Dataset entries:
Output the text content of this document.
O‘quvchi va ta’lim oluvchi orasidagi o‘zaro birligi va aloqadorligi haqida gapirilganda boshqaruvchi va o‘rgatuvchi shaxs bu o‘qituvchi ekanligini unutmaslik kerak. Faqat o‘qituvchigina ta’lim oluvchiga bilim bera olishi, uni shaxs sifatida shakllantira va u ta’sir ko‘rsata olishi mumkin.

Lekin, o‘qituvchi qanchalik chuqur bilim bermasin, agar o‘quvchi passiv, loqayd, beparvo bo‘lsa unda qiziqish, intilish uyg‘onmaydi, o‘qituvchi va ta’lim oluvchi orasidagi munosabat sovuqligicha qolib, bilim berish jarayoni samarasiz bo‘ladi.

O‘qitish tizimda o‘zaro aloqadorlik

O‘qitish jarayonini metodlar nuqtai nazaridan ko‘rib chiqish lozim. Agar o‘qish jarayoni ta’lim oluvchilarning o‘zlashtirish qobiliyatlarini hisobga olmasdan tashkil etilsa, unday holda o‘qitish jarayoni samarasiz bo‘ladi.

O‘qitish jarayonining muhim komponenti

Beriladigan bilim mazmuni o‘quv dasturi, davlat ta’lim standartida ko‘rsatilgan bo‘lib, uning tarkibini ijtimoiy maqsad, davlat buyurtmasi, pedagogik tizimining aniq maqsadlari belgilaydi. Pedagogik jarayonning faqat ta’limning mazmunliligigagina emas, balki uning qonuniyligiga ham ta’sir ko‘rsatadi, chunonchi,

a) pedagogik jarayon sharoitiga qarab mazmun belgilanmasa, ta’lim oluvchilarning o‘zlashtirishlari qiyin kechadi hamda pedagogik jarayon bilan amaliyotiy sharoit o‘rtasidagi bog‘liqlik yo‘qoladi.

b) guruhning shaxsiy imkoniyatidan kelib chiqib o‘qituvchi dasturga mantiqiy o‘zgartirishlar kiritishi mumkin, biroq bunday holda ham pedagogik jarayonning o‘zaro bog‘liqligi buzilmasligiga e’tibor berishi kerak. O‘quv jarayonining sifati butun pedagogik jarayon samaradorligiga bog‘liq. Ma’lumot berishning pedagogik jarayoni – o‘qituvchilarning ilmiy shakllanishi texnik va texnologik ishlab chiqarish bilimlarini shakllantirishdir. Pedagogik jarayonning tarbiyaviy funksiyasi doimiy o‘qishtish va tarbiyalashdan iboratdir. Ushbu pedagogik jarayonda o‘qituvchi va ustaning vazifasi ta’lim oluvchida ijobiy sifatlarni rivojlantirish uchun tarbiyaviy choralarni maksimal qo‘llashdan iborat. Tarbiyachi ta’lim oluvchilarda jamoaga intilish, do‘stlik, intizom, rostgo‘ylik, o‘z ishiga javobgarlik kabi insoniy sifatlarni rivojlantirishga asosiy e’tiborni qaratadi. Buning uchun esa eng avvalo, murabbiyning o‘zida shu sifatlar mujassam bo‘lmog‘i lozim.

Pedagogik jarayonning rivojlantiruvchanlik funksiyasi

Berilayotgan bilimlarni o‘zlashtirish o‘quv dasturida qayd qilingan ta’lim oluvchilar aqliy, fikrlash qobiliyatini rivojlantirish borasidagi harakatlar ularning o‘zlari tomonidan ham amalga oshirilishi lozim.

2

* _Objective_
Look for lines containing the string "quvchi" and copy them all.

* _Response_
O‘quvchi va ta’lim oluvchi orasidagi o‘zaro birligi va aloqadorligi haqida gapirilganda boshqaruvchi va o‘rgatuvchi shaxs bu o‘qituvchi ekanligini unutmaslik kerak. Faqat o‘qituvchigina ta’lim oluvchiga bilim bera olishi, uni shaxs sifatida shakllantira va u ta’sir ko‘rsata olishi mumkin.
Lekin, o‘qituvchi qanchalik chuqur bilim bermasin, agar o‘quvchi passiv, loqayd, beparvo bo‘lsa unda qiziqish, intilish uyg‘onmaydi, o‘qituvchi va ta’lim oluvchi orasidagi munosabat sovuqligicha qolib, bilim berish jarayoni samarasiz bo‘ladi.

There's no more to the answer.